* [Given exercise]
Go through the entries below and copy each line containing the word "volume".

* [Material for this exercise]
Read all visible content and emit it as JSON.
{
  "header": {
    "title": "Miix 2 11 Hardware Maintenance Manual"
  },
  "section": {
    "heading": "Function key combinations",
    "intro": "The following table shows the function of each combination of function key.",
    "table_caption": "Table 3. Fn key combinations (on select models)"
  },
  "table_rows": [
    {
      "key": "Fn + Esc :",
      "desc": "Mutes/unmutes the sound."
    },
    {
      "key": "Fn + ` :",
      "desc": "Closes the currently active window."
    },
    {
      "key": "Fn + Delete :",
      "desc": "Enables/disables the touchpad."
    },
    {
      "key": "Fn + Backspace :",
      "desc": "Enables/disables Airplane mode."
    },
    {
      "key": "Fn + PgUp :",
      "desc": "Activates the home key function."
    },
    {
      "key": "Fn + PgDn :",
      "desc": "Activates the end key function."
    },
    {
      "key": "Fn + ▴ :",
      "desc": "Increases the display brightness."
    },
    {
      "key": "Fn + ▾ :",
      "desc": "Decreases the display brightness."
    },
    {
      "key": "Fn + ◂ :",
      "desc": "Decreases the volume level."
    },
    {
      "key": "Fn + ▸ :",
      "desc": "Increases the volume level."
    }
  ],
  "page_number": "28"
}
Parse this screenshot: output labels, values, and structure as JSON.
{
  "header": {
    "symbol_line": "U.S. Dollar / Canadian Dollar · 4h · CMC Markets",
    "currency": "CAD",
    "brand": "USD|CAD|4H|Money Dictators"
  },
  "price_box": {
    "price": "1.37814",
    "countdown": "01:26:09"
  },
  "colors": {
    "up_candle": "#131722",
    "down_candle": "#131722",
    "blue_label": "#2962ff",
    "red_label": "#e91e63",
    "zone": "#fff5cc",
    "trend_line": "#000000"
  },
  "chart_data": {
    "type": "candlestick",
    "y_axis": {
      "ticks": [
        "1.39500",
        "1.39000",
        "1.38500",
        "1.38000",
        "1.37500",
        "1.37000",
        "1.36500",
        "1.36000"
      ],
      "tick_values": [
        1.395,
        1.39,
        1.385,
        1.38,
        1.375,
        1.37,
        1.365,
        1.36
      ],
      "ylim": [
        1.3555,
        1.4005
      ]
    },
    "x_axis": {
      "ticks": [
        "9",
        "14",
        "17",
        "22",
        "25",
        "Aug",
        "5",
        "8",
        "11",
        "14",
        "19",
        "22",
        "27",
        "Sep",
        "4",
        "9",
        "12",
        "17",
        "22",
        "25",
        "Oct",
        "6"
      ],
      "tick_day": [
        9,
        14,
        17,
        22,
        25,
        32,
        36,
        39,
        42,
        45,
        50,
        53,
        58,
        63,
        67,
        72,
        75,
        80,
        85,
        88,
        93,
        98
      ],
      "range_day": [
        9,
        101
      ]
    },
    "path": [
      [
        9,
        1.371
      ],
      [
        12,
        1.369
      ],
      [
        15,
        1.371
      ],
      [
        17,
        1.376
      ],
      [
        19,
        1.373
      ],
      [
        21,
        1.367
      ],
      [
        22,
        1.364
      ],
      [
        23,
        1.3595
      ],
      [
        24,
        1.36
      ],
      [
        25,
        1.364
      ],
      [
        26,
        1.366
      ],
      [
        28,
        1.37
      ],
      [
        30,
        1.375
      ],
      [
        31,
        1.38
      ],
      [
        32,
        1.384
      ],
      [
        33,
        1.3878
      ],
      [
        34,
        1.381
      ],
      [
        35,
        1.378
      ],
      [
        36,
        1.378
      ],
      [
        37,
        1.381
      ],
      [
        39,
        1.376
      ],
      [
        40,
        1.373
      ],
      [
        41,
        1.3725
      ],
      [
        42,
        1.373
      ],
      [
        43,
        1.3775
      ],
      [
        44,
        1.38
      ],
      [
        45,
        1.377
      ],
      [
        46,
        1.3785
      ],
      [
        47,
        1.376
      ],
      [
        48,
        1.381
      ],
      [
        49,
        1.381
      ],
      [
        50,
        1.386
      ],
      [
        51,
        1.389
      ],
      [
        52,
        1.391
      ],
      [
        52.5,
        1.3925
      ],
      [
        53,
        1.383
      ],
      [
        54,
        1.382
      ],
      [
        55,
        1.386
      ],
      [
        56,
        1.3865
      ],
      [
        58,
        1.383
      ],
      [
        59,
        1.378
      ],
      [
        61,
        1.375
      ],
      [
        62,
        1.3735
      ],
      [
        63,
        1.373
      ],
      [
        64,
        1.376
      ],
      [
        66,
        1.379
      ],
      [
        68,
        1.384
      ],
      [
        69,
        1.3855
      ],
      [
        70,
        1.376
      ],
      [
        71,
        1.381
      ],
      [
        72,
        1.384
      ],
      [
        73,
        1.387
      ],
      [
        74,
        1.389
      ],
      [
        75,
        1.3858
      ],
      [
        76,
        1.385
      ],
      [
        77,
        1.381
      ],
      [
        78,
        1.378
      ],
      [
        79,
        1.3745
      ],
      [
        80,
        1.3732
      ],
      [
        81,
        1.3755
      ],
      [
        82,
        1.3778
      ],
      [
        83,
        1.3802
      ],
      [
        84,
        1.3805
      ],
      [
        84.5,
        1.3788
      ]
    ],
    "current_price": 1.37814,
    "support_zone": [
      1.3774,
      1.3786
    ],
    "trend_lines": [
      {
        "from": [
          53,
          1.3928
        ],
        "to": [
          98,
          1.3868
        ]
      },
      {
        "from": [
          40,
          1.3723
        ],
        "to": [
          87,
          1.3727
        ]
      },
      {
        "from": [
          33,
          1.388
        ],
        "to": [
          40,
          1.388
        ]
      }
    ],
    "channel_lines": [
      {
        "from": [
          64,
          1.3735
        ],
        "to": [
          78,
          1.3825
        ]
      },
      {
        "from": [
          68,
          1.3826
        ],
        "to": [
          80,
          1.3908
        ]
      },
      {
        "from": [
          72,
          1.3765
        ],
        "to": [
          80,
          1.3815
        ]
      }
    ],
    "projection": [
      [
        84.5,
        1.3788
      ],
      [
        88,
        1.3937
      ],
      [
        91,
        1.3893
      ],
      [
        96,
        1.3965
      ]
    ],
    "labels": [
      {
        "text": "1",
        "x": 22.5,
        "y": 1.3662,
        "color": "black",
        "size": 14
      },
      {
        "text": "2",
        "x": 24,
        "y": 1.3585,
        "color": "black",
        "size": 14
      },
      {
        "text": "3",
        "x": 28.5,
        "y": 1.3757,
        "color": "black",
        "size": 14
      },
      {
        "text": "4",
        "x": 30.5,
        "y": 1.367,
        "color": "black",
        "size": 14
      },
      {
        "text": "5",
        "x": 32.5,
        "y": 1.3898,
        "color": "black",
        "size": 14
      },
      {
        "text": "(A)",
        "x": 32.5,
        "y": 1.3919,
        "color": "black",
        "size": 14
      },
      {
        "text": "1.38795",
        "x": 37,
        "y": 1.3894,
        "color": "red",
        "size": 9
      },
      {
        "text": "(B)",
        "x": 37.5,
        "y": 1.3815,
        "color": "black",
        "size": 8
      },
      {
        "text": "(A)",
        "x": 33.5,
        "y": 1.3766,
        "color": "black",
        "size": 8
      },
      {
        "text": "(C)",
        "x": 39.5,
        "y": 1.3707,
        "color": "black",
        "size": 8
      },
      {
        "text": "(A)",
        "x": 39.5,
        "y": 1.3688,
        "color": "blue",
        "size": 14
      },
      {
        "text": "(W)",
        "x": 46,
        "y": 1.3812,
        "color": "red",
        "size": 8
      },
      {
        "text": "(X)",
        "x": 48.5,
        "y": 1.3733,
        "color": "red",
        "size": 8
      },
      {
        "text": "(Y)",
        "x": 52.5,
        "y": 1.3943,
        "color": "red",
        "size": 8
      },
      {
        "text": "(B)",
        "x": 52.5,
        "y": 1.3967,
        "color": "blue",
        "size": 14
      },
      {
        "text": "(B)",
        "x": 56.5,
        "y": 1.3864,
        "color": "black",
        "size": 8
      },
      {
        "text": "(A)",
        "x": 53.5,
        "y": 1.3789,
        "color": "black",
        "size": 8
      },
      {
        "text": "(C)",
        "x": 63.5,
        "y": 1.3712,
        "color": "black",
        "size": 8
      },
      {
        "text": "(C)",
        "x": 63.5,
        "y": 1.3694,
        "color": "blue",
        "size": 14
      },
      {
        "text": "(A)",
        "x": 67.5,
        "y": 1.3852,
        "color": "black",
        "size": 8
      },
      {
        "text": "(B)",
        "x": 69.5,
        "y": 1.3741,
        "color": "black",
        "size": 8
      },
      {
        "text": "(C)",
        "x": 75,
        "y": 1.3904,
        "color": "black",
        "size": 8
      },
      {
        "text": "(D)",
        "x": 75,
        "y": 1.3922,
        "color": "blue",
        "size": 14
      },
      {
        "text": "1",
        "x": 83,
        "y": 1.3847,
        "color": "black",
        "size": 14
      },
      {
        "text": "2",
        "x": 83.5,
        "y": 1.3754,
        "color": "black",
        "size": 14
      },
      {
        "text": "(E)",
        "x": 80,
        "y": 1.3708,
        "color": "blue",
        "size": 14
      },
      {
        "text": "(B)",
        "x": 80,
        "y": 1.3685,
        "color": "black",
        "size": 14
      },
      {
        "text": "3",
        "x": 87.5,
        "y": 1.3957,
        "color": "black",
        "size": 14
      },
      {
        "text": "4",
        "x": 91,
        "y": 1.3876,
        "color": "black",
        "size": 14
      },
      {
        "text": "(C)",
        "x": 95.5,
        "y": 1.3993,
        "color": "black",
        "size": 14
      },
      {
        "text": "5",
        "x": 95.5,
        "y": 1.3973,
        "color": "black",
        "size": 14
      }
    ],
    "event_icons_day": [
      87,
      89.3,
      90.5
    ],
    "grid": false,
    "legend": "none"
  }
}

* [Task output]
      "desc": "Decreases the volume level."
      "desc": "Increases the volume level."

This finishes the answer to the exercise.